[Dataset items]
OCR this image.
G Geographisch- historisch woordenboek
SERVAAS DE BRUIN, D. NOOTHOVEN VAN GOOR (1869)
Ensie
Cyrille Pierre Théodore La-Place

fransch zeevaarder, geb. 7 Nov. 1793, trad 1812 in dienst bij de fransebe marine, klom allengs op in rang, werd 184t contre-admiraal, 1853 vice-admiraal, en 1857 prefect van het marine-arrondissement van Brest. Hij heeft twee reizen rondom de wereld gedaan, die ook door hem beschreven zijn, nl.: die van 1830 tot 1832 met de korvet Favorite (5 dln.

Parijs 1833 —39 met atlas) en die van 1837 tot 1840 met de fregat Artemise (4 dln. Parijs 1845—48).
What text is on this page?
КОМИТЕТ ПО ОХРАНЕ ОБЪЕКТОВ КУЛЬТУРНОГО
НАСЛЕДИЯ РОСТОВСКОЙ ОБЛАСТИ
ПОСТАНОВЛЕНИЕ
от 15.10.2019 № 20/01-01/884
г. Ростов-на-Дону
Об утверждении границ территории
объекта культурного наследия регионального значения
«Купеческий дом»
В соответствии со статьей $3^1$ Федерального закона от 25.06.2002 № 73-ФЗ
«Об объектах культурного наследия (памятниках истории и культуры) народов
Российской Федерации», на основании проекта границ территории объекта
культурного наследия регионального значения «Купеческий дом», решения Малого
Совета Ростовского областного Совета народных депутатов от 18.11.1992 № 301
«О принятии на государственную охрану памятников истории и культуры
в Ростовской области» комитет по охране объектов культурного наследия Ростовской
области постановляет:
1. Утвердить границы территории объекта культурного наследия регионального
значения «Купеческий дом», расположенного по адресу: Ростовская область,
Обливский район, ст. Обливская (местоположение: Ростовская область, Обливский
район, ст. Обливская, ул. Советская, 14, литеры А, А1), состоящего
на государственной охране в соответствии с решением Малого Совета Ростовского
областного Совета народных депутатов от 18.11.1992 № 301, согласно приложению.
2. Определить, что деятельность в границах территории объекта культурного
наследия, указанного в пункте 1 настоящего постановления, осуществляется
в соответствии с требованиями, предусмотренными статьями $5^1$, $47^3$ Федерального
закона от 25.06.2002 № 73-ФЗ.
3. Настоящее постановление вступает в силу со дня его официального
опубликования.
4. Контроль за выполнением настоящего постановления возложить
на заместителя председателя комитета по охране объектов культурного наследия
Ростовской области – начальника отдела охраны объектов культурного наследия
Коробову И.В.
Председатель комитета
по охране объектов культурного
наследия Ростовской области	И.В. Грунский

| Requirement |
Extract all lines of the records above that include "регионального".

| Expected output |
объекта культурного наследия регионального значения
культурного наследия регионального значения «Купеческий дом», решения Малого
1. Утвердить границы территории объекта культурного наследия регионального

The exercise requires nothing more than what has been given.